## YOUR TASK
Your task is to copy the listing exactly. Drop any pictures from the copy.

## GIVEN RECORDS

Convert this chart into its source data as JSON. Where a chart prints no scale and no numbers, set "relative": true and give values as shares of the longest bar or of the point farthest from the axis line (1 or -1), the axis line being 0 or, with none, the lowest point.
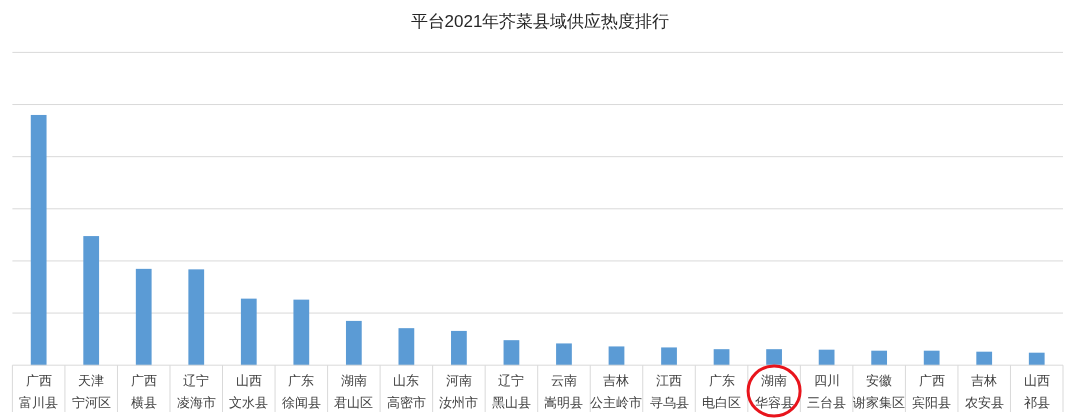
{
  "chart_data": {
    "type": "bar",
    "title": "平台2021年芥菜县域供应热度排行",
    "categories": [
      "广西富川县",
      "天津宁河区",
      "广西横县",
      "辽宁凌海市",
      "山西文水县",
      "广东徐闻县",
      "湖南君山区",
      "山东高密市",
      "河南汝州市",
      "辽宁黑山县",
      "云南嵩明县",
      "吉林公主岭市",
      "江西寻乌县",
      "广东电白区",
      "湖南华容县",
      "四川三台县",
      "安徽谢家集区",
      "广西宾阳县",
      "吉林农安县",
      "山西祁县"
    ],
    "values": [
      1,
      0.516,
      0.385,
      0.383,
      0.266,
      0.262,
      0.177,
      0.148,
      0.137,
      0.1,
      0.087,
      0.075,
      0.071,
      0.064,
      0.064,
      0.062,
      0.058,
      0.058,
      0.054,
      0.05
    ],
    "color": "#5b9bd5",
    "relative": true,
    "grid": true
  }
}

## TASK ANSWER
Convert this chart into its source data as JSON. Where a chart prints no scale and no numbers, set "relative": true and give values as shares of the longest bar or of the point farthest from the axis line (1 or -1), the axis line being 0 or, with none, the lowest point.
{
  "chart_data": {
    "type": "bar",
    "title": "平台2021年芥菜县域供应热度排行",
    "categories": [
      "广西富川县",
      "天津宁河区",
      "广西横县",
      "辽宁凌海市",
      "山西文水县",
      "广东徐闻县",
      "湖南君山区",
      "山东高密市",
      "河南汝州市",
      "辽宁黑山县",
      "云南嵩明县",
      "吉林公主岭市",
      "江西寻乌县",
      "广东电白区",
      "湖南华容县",
      "四川三台县",
      "安徽谢家集区",
      "广西宾阳县",
      "吉林农安县",
      "山西祁县"
    ],
    "values": [
      1,
      0.516,
      0.385,
      0.383,
      0.266,
      0.262,
      0.177,
      0.148,
      0.137,
      0.1,
      0.087,
      0.075,
      0.071,
      0.064,
      0.064,
      0.062,
      0.058,
      0.058,
      0.054,
      0.05
    ],
    "color": "#5b9bd5",
    "relative": true,
    "grid": true
  }
}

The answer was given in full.